## What the task requires
The entries need to be copied exactly.

## Raw records
+ + +

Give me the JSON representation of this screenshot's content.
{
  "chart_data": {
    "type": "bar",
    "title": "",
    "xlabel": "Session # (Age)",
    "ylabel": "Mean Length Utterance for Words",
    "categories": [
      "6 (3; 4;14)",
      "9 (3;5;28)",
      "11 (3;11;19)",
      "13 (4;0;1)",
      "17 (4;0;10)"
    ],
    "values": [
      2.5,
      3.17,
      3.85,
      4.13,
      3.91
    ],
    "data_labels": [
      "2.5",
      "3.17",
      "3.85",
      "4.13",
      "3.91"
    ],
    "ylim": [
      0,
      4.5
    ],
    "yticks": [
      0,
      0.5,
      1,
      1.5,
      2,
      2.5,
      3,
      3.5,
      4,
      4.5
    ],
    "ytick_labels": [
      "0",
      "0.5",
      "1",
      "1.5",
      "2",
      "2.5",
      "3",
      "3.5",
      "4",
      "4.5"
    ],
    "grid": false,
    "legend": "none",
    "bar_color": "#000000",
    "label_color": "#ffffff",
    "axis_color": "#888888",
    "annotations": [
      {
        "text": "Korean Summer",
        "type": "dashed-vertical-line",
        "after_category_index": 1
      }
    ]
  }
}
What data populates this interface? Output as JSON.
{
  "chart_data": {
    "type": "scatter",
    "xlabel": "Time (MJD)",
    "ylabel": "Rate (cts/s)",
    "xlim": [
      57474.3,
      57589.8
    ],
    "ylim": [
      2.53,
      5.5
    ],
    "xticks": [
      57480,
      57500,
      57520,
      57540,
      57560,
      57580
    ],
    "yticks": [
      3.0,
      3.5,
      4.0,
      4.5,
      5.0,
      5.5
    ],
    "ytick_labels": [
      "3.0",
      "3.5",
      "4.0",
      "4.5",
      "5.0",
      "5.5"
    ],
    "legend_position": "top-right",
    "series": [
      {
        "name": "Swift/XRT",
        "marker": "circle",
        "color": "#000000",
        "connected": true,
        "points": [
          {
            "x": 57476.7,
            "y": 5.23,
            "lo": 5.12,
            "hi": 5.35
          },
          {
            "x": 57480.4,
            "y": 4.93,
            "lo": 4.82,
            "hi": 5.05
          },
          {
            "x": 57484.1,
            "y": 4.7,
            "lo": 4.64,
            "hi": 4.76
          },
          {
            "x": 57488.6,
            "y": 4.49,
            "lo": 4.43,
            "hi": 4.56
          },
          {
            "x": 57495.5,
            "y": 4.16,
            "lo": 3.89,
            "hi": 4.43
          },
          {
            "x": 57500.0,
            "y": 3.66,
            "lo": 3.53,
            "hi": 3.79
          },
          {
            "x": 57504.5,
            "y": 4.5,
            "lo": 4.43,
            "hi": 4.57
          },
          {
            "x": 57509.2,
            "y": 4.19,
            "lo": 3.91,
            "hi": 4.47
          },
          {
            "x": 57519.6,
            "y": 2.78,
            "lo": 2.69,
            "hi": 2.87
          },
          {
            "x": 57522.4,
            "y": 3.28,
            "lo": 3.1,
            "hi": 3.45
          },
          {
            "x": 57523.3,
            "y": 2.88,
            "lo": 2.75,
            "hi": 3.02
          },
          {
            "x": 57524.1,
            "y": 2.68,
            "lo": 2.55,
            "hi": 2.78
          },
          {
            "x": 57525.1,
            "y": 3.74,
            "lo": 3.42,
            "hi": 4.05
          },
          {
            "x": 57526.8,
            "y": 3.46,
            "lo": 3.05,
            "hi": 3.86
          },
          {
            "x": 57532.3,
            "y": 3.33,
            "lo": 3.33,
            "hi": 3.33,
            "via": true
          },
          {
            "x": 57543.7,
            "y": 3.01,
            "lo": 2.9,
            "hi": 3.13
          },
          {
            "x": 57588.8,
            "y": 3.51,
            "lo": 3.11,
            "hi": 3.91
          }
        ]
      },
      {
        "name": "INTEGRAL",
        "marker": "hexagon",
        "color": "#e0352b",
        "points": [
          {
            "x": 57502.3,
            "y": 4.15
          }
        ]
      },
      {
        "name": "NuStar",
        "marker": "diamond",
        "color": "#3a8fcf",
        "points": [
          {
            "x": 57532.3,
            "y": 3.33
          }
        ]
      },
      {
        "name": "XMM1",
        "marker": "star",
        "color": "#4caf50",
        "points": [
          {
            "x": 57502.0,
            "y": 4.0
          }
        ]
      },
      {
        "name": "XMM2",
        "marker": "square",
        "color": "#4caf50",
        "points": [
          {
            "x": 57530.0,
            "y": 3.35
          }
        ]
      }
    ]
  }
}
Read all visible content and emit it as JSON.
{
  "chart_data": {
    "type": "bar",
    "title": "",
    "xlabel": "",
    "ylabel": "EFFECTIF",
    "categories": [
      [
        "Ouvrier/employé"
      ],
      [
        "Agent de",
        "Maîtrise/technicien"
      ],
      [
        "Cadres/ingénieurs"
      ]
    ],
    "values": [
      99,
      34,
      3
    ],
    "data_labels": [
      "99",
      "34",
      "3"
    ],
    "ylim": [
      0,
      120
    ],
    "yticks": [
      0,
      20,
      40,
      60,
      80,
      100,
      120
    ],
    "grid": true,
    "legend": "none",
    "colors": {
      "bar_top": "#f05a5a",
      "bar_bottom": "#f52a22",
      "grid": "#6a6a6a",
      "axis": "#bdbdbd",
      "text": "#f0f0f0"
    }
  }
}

+ + +

## Response to this exercise
Give me the JSON representation of this screenshot's content.
{
  "chart_data": {
    "type": "bar",
    "title": "",
    "xlabel": "Session # (Age)",
    "ylabel": "Mean Length Utterance for Words",
    "categories": [
      "6 (3; 4;14)",
      "9 (3;5;28)",
      "11 (3;11;19)",
      "13 (4;0;1)",
      "17 (4;0;10)"
    ],
    "values": [
      2.5,
      3.17,
      3.85,
      4.13,
      3.91
    ],
    "data_labels": [
      "2.5",
      "3.17",
      "3.85",
      "4.13",
      "3.91"
    ],
    "ylim": [
      0,
      4.5
    ],
    "yticks": [
      0,
      0.5,
      1,
      1.5,
      2,
      2.5,
      3,
      3.5,
      4,
      4.5
    ],
    "ytick_labels": [
      "0",
      "0.5",
      "1",
      "1.5",
      "2",
      "2.5",
      "3",
      "3.5",
      "4",
      "4.5"
    ],
    "grid": false,
    "legend": "none",
    "bar_color": "#000000",
    "label_color": "#ffffff",
    "axis_color": "#888888",
    "annotations": [
      {
        "text": "Korean Summer",
        "type": "dashed-vertical-line",
        "after_category_index": 1
      }
    ]
  }
}
What data populates this interface? Output as JSON.
{
  "chart_data": {
    "type": "scatter",
    "xlabel": "Time (MJD)",
    "ylabel": "Rate (cts/s)",
    "xlim": [
      57474.3,
      57589.8
    ],
    "ylim": [
      2.53,
      5.5
    ],
    "xticks": [
      57480,
      57500,
      57520,
      57540,
      57560,
      57580
    ],
    "yticks": [
      3.0,
      3.5,
      4.0,
      4.5,
      5.0,
      5.5
    ],
    "ytick_labels": [
      "3.0",
      "3.5",
      "4.0",
      "4.5",
      "5.0",
      "5.5"
    ],
    "legend_position": "top-right",
    "series": [
      {
        "name": "Swift/XRT",
        "marker": "circle",
        "color": "#000000",
        "connected": true,
        "points": [
          {
            "x": 57476.7,
            "y": 5.23,
            "lo": 5.12,
            "hi": 5.35
          },
          {
            "x": 57480.4,
            "y": 4.93,
            "lo": 4.82,
            "hi": 5.05
          },
          {
            "x": 57484.1,
            "y": 4.7,
            "lo": 4.64,
            "hi": 4.76
          },
          {
            "x": 57488.6,
            "y": 4.49,
            "lo": 4.43,
            "hi": 4.56
          },
          {
            "x": 57495.5,
            "y": 4.16,
            "lo": 3.89,
            "hi": 4.43
          },
          {
            "x": 57500.0,
            "y": 3.66,
            "lo": 3.53,
            "hi": 3.79
          },
          {
            "x": 57504.5,
            "y": 4.5,
            "lo": 4.43,
            "hi": 4.57
          },
          {
            "x": 57509.2,
            "y": 4.19,
            "lo": 3.91,
            "hi": 4.47
          },
          {
            "x": 57519.6,
            "y": 2.78,
            "lo": 2.69,
            "hi": 2.87
          },
          {
            "x": 57522.4,
            "y": 3.28,
            "lo": 3.1,
            "hi": 3.45
          },
          {
            "x": 57523.3,
            "y": 2.88,
            "lo": 2.75,
            "hi": 3.02
          },
          {
            "x": 57524.1,
            "y": 2.68,
            "lo": 2.55,
            "hi": 2.78
          },
          {
            "x": 57525.1,
            "y": 3.74,
            "lo": 3.42,
            "hi": 4.05
          },
          {
            "x": 57526.8,
            "y": 3.46,
            "lo": 3.05,
            "hi": 3.86
          },
          {
            "x": 57532.3,
            "y": 3.33,
            "lo": 3.33,
            "hi": 3.33,
            "via": true
          },
          {
            "x": 57543.7,
            "y": 3.01,
            "lo": 2.9,
            "hi": 3.13
          },
          {
            "x": 57588.8,
            "y": 3.51,
            "lo": 3.11,
            "hi": 3.91
          }
        ]
      },
      {
        "name": "INTEGRAL",
        "marker": "hexagon",
        "color": "#e0352b",
        "points": [
          {
            "x": 57502.3,
            "y": 4.15
          }
        ]
      },
      {
        "name": "NuStar",
        "marker": "diamond",
        "color": "#3a8fcf",
        "points": [
          {
            "x": 57532.3,
            "y": 3.33
          }
        ]
      },
      {
        "name": "XMM1",
        "marker": "star",
        "color": "#4caf50",
        "points": [
          {
            "x": 57502.0,
            "y": 4.0
          }
        ]
      },
      {
        "name": "XMM2",
        "marker": "square",
        "color": "#4caf50",
        "points": [
          {
            "x": 57530.0,
            "y": 3.35
          }
        ]
      }
    ]
  }
}
Read all visible content and emit it as JSON.
{
  "chart_data": {
    "type": "bar",
    "title": "",
    "xlabel": "",
    "ylabel": "EFFECTIF",
    "categories": [
      [
        "Ouvrier/employé"
      ],
      [
        "Agent de",
        "Maîtrise/technicien"
      ],
      [
        "Cadres/ingénieurs"
      ]
    ],
    "values": [
      99,
      34,
      3
    ],
    "data_labels": [
      "99",
      "34",
      "3"
    ],
    "ylim": [
      0,
      120
    ],
    "yticks": [
      0,
      20,
      40,
      60,
      80,
      100,
      120
    ],
    "grid": true,
    "legend": "none",
    "colors": {
      "bar_top": "#f05a5a",
      "bar_bottom": "#f52a22",
      "grid": "#6a6a6a",
      "axis": "#bdbdbd",
      "text": "#f0f0f0"
    }
  }
}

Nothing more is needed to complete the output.